▶ _OBJECTIVE_
Go through the data below and gather each line containing "price".

### DATASET ENTRIES ###

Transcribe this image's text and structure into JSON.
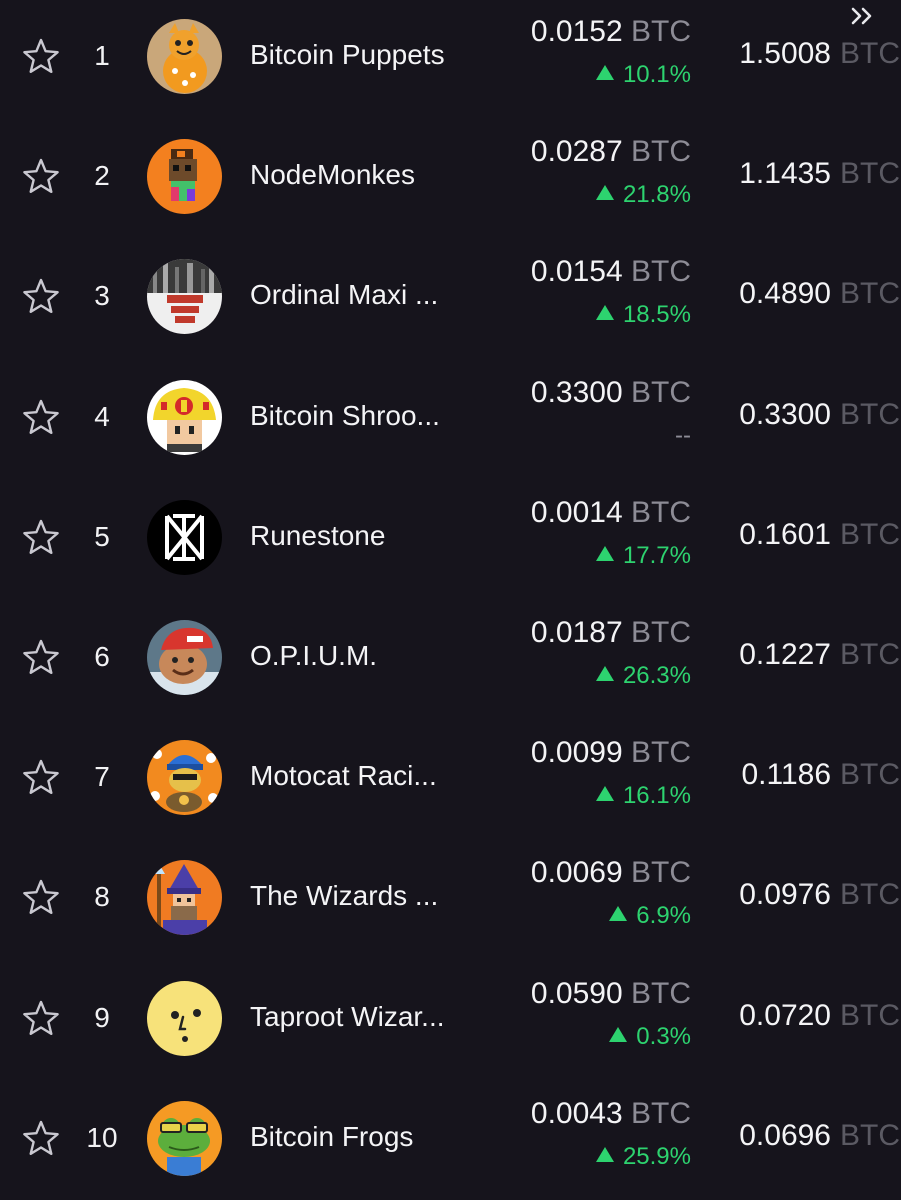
{
  "unit": "BTC",
  "rows": [
    {
      "rank": "1",
      "name": "Bitcoin Puppets",
      "price": "0.0152",
      "change": "10.1%",
      "volume": "1.5008"
    },
    {
      "rank": "2",
      "name": "NodeMonkes",
      "price": "0.0287",
      "change": "21.8%",
      "volume": "1.1435"
    },
    {
      "rank": "3",
      "name": "Ordinal Maxi ...",
      "price": "0.0154",
      "change": "18.5%",
      "volume": "0.4890"
    },
    {
      "rank": "4",
      "name": "Bitcoin Shroo...",
      "price": "0.3300",
      "change": "--",
      "volume": "0.3300"
    },
    {
      "rank": "5",
      "name": "Runestone",
      "price": "0.0014",
      "change": "17.7%",
      "volume": "0.1601"
    },
    {
      "rank": "6",
      "name": "O.P.I.U.M.",
      "price": "0.0187",
      "change": "26.3%",
      "volume": "0.1227"
    },
    {
      "rank": "7",
      "name": "Motocat Raci...",
      "price": "0.0099",
      "change": "16.1%",
      "volume": "0.1186"
    },
    {
      "rank": "8",
      "name": "The Wizards ...",
      "price": "0.0069",
      "change": "6.9%",
      "volume": "0.0976"
    },
    {
      "rank": "9",
      "name": "Taproot Wizar...",
      "price": "0.0590",
      "change": "0.3%",
      "volume": "0.0720"
    },
    {
      "rank": "10",
      "name": "Bitcoin Frogs",
      "price": "0.0043",
      "change": "25.9%",
      "volume": "0.0696"
    }
  ],
  "colors": {
    "background": "#16141c",
    "positive": "#2dd36f",
    "muted": "#8d8c96"
  },
  "icons": {
    "expand": "double-chevron-right-icon",
    "favorite": "star-outline-icon"
  }
}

###

▶ _TASK RESULT_
      "price": "0.0152",
      "price": "0.0287",
      "price": "0.0154",
      "price": "0.3300",
      "price": "0.0014",
      "price": "0.0187",
      "price": "0.0099",
      "price": "0.0069",
      "price": "0.0590",
      "price": "0.0043",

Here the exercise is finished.